> **Given instruction**
Quote the whole listing exactly. Leave the pictures out of your copy.

[Figure content listings]
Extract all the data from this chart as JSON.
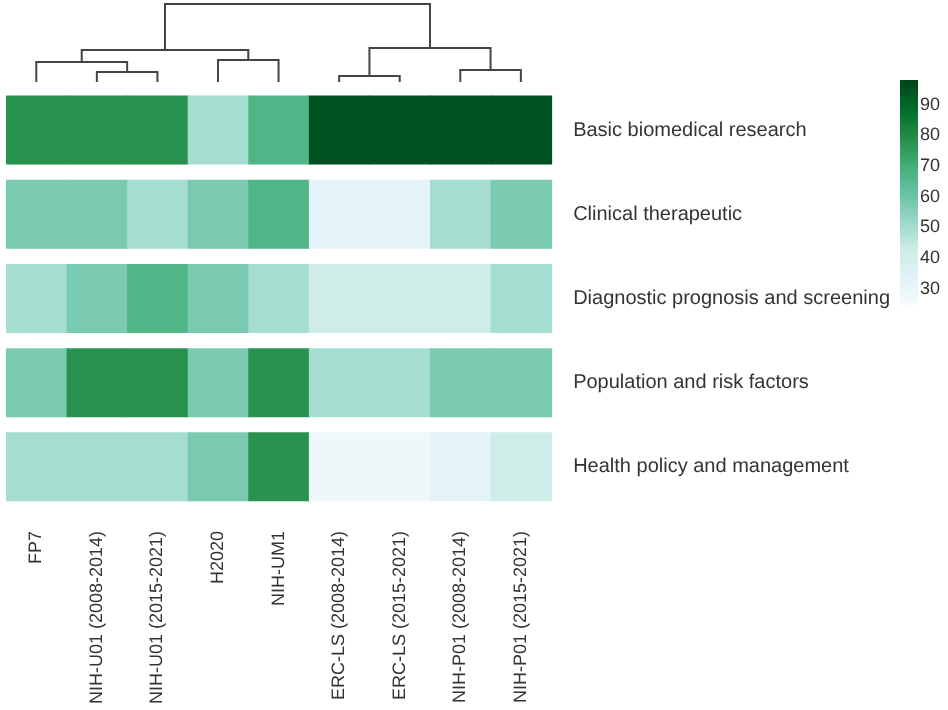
{
  "chart_data": {
    "type": "heatmap",
    "categories": [
      "FP7",
      "NIH-U01 (2008-2014)",
      "NIH-U01 (2015-2021)",
      "H2020",
      "NIH-UM1",
      "ERC-LS (2008-2014)",
      "ERC-LS (2015-2021)",
      "NIH-P01 (2008-2014)",
      "NIH-P01 (2015-2021)"
    ],
    "y_categories": [
      "Basic biomedical research",
      "Clinical therapeutic",
      "Diagnostic prognosis and screening",
      "Population and risk factors",
      "Health policy and management"
    ],
    "cells": [
      [
        78,
        78,
        78,
        50,
        67,
        95,
        95,
        95,
        95
      ],
      [
        58,
        58,
        50,
        58,
        67,
        33,
        33,
        50,
        58
      ],
      [
        50,
        58,
        67,
        58,
        50,
        42,
        42,
        42,
        50
      ],
      [
        58,
        78,
        78,
        58,
        78,
        50,
        50,
        58,
        58
      ],
      [
        50,
        50,
        50,
        58,
        78,
        28,
        28,
        33,
        42
      ]
    ],
    "clim": [
      25,
      98
    ],
    "cticks": [
      30,
      40,
      50,
      60,
      70,
      80,
      90
    ]
  }
}
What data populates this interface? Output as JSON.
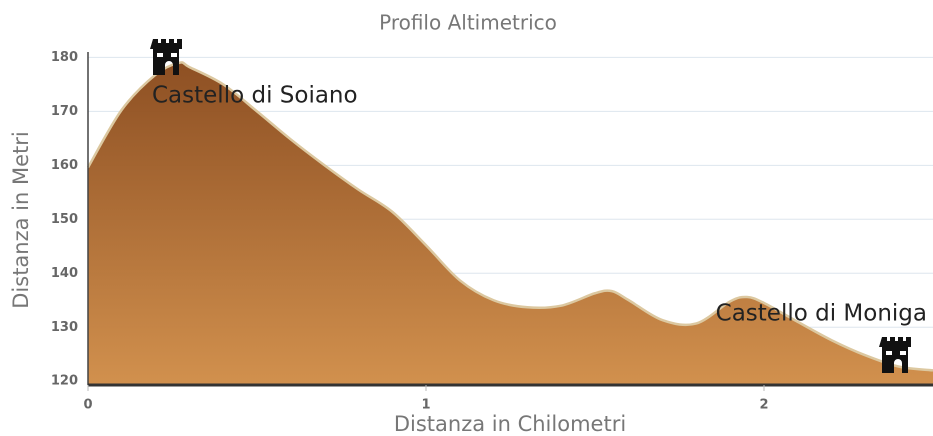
{
  "chart_data": {
    "type": "area",
    "title": "Profilo Altimetrico",
    "x_label": "Distanza in Chilometri",
    "y_label": "Distanza in Metri",
    "x": [
      0,
      0.1,
      0.2,
      0.27,
      0.3,
      0.4,
      0.5,
      0.6,
      0.7,
      0.8,
      0.9,
      1.0,
      1.1,
      1.2,
      1.3,
      1.4,
      1.5,
      1.55,
      1.6,
      1.7,
      1.8,
      1.9,
      1.95,
      2.0,
      2.1,
      2.2,
      2.3,
      2.4,
      2.5
    ],
    "series": [
      {
        "color": "#a0602a",
        "values": [
          159.6,
          170.3,
          176.8,
          179,
          178.2,
          175,
          170,
          164.8,
          160,
          155.5,
          151.4,
          145.2,
          138.7,
          135,
          133.7,
          134,
          136.3,
          136.7,
          135,
          131.3,
          130.7,
          134.8,
          135.6,
          134.5,
          131,
          127.6,
          124.8,
          122.7,
          122
        ]
      }
    ],
    "xlim": [
      0,
      2.5
    ],
    "ylim": [
      119.3,
      181
    ],
    "xticks": [
      0,
      1,
      2
    ],
    "yticks": [
      120,
      130,
      140,
      150,
      160,
      170,
      180
    ],
    "grid": true,
    "annotations": [
      "Castello di Soiano",
      "Castello di Moniga"
    ]
  }
}
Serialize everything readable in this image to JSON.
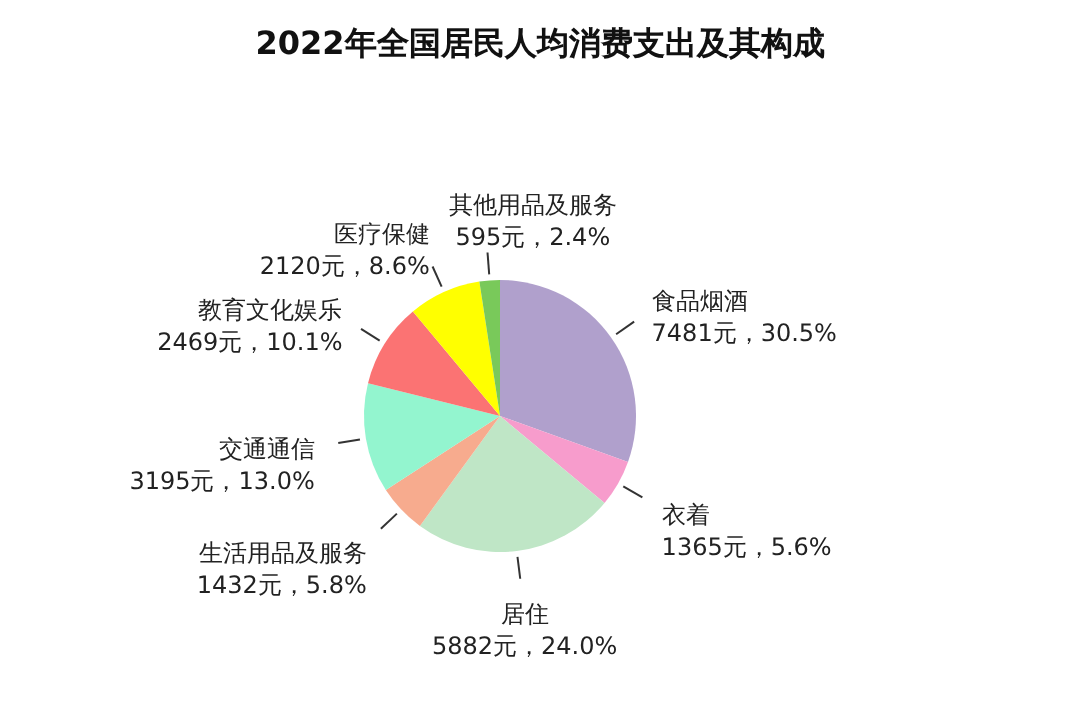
{
  "chart_data": {
    "type": "pie",
    "title": "2022年全国居民人均消费支出及其构成",
    "categories": [
      "食品烟酒",
      "衣着",
      "居住",
      "生活用品及服务",
      "交通通信",
      "教育文化娱乐",
      "医疗保健",
      "其他用品及服务"
    ],
    "values": [
      7481,
      1365,
      5882,
      1432,
      3195,
      2469,
      2120,
      595
    ],
    "value_labels": [
      "7481元，30.5%",
      "1365元，5.6%",
      "5882元，24.0%",
      "1432元，5.8%",
      "3195元，13.0%",
      "2469元，10.1%",
      "2120元，8.6%",
      "595元，2.4%"
    ],
    "colors": [
      "#b0a0cc",
      "#f79ccc",
      "#bfe6c6",
      "#f7ab8e",
      "#93f5cf",
      "#fb7373",
      "#ffff00",
      "#79c95a"
    ]
  }
}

> **Correct response**
Extract all the data from this chart as JSON.
{
  "chart_data": {
    "type": "heatmap",
    "categories": [
      "FP7",
      "NIH-U01 (2008-2014)",
      "NIH-U01 (2015-2021)",
      "H2020",
      "NIH-UM1",
      "ERC-LS (2008-2014)",
      "ERC-LS (2015-2021)",
      "NIH-P01 (2008-2014)",
      "NIH-P01 (2015-2021)"
    ],
    "y_categories": [
      "Basic biomedical research",
      "Clinical therapeutic",
      "Diagnostic prognosis and screening",
      "Population and risk factors",
      "Health policy and management"
    ],
    "cells": [
      [
        78,
        78,
        78,
        50,
        67,
        95,
        95,
        95,
        95
      ],
      [
        58,
        58,
        50,
        58,
        67,
        33,
        33,
        50,
        58
      ],
      [
        50,
        58,
        67,
        58,
        50,
        42,
        42,
        42,
        50
      ],
      [
        58,
        78,
        78,
        58,
        78,
        50,
        50,
        58,
        58
      ],
      [
        50,
        50,
        50,
        58,
        78,
        28,
        28,
        33,
        42
      ]
    ],
    "clim": [
      25,
      98
    ],
    "cticks": [
      30,
      40,
      50,
      60,
      70,
      80,
      90
    ]
  }
}
What data populates this interface? Output as JSON.
{
  "chart_data": {
    "type": "area",
    "title": "Profilo Altimetrico",
    "x_label": "Distanza in Chilometri",
    "y_label": "Distanza in Metri",
    "x": [
      0,
      0.1,
      0.2,
      0.27,
      0.3,
      0.4,
      0.5,
      0.6,
      0.7,
      0.8,
      0.9,
      1.0,
      1.1,
      1.2,
      1.3,
      1.4,
      1.5,
      1.55,
      1.6,
      1.7,
      1.8,
      1.9,
      1.95,
      2.0,
      2.1,
      2.2,
      2.3,
      2.4,
      2.5
    ],
    "series": [
      {
        "color": "#a0602a",
        "values": [
          159.6,
          170.3,
          176.8,
          179,
          178.2,
          175,
          170,
          164.8,
          160,
          155.5,
          151.4,
          145.2,
          138.7,
          135,
          133.7,
          134,
          136.3,
          136.7,
          135,
          131.3,
          130.7,
          134.8,
          135.6,
          134.5,
          131,
          127.6,
          124.8,
          122.7,
          122
        ]
      }
    ],
    "xlim": [
      0,
      2.5
    ],
    "ylim": [
      119.3,
      181
    ],
    "xticks": [
      0,
      1,
      2
    ],
    "yticks": [
      120,
      130,
      140,
      150,
      160,
      170,
      180
    ],
    "grid": true,
    "annotations": [
      "Castello di Soiano",
      "Castello di Moniga"
    ]
  }
}
Serialize everything readable in this image to JSON.
{
  "chart_data": {
    "type": "pie",
    "title": "2022年全国居民人均消费支出及其构成",
    "categories": [
      "食品烟酒",
      "衣着",
      "居住",
      "生活用品及服务",
      "交通通信",
      "教育文化娱乐",
      "医疗保健",
      "其他用品及服务"
    ],
    "values": [
      7481,
      1365,
      5882,
      1432,
      3195,
      2469,
      2120,
      595
    ],
    "value_labels": [
      "7481元，30.5%",
      "1365元，5.6%",
      "5882元，24.0%",
      "1432元，5.8%",
      "3195元，13.0%",
      "2469元，10.1%",
      "2120元，8.6%",
      "595元，2.4%"
    ],
    "colors": [
      "#b0a0cc",
      "#f79ccc",
      "#bfe6c6",
      "#f7ab8e",
      "#93f5cf",
      "#fb7373",
      "#ffff00",
      "#79c95a"
    ]
  }
}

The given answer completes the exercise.